[What the task asks] Locate each line in the records containing "numbers". Copy it.

[Data]
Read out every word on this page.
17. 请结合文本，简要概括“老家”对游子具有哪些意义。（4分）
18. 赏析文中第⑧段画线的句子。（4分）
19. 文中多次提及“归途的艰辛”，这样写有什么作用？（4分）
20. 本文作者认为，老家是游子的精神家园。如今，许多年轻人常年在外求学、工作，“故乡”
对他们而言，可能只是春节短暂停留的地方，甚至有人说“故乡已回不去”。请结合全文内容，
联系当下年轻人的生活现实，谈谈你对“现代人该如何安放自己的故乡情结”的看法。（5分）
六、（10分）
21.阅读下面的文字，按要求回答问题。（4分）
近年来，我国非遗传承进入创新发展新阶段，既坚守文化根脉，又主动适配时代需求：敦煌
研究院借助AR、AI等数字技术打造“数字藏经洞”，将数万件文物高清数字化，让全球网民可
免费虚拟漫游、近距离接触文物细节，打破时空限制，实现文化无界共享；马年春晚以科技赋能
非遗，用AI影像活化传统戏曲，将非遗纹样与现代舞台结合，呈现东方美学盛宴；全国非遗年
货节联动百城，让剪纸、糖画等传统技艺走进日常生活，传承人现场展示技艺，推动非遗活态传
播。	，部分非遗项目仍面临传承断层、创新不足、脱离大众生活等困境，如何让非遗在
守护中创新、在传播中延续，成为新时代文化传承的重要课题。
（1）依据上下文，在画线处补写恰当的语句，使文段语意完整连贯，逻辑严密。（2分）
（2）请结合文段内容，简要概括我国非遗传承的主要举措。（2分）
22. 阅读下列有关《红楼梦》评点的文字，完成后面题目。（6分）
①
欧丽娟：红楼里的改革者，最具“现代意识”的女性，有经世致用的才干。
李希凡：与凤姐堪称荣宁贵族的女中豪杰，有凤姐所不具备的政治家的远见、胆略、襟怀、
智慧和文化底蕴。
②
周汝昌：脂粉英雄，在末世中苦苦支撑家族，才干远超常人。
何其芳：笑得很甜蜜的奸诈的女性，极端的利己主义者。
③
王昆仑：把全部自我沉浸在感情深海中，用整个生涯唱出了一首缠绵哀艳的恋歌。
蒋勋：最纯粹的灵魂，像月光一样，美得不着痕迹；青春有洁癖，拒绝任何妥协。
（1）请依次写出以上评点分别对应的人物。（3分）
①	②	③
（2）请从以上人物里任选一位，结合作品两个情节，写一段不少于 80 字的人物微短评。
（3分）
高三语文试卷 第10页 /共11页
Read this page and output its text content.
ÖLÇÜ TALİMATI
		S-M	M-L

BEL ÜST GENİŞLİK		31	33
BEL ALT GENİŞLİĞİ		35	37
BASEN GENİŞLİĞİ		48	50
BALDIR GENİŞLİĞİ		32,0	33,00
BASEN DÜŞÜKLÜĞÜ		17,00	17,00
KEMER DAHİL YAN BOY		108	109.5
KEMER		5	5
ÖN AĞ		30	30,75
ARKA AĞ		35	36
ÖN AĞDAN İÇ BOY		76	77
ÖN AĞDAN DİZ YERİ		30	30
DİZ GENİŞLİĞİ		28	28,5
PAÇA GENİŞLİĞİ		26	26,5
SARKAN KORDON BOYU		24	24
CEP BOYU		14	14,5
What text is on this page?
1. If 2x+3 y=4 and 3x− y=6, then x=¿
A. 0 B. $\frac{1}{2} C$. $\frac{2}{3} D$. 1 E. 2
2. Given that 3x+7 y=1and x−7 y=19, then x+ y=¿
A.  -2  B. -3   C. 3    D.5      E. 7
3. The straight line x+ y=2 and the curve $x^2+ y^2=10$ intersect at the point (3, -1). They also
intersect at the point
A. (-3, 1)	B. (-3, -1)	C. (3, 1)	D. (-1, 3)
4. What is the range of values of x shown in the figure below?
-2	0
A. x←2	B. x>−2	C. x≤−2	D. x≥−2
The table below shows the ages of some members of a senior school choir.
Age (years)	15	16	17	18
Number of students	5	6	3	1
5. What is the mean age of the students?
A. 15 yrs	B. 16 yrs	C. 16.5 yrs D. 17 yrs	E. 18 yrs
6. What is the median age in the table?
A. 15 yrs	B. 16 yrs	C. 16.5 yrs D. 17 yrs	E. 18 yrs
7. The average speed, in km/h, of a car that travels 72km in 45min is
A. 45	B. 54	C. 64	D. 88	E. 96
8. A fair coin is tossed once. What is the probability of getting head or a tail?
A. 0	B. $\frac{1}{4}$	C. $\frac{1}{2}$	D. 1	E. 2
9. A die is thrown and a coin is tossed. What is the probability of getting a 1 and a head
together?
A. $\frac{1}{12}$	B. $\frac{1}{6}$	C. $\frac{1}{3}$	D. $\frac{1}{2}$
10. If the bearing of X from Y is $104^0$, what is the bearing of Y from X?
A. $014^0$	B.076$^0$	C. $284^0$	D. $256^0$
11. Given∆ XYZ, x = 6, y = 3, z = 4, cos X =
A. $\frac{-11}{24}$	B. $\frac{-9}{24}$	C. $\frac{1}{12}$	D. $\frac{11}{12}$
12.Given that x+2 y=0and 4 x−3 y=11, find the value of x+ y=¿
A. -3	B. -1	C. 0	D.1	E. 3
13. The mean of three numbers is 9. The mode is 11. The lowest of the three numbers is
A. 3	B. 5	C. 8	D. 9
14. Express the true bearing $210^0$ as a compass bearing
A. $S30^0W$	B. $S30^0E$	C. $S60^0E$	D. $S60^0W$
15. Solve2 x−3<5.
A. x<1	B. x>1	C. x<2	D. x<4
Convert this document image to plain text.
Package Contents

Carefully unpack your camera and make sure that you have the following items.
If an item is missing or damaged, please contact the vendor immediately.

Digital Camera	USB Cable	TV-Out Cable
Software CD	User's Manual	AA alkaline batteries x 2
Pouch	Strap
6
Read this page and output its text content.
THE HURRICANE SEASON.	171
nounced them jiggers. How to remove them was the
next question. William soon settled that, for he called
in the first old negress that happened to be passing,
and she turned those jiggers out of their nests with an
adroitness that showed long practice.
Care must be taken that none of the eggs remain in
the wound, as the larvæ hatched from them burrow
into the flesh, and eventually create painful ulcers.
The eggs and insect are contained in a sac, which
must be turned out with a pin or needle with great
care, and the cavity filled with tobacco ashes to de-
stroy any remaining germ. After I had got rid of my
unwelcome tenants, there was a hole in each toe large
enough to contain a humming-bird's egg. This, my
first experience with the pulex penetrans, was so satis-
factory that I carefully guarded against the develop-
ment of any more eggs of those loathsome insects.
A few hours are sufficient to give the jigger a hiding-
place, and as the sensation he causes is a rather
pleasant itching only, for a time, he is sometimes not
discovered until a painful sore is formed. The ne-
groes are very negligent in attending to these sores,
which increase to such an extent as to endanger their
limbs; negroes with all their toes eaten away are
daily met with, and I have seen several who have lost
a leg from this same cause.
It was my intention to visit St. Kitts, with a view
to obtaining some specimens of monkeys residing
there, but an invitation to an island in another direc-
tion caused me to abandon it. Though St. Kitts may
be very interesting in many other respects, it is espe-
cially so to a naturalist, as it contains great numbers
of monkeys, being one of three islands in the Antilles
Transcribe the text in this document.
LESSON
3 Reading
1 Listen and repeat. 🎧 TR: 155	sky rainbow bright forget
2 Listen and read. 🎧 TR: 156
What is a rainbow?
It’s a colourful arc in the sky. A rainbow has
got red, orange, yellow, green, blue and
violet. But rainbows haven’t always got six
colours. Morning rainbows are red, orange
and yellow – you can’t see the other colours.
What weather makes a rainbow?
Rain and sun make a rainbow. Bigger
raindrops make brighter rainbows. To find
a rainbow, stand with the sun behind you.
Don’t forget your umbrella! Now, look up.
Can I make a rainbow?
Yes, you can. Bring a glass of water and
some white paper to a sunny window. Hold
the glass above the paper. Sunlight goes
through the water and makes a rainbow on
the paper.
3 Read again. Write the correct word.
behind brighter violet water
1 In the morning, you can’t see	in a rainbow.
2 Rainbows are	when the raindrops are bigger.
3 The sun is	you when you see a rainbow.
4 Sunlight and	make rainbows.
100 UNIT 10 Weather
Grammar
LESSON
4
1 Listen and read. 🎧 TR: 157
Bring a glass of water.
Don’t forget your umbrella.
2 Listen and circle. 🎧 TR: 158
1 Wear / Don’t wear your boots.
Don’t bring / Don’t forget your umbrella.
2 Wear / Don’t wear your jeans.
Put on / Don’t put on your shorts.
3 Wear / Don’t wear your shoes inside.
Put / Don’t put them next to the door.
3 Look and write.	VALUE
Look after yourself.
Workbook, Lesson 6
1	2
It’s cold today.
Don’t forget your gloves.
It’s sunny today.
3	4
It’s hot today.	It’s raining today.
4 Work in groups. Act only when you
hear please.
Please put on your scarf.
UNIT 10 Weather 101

[Full answer]
13. The mean of three numbers is 9. The mode is 11. The lowest of the three numbers is
cially so to a naturalist, as it contains great numbers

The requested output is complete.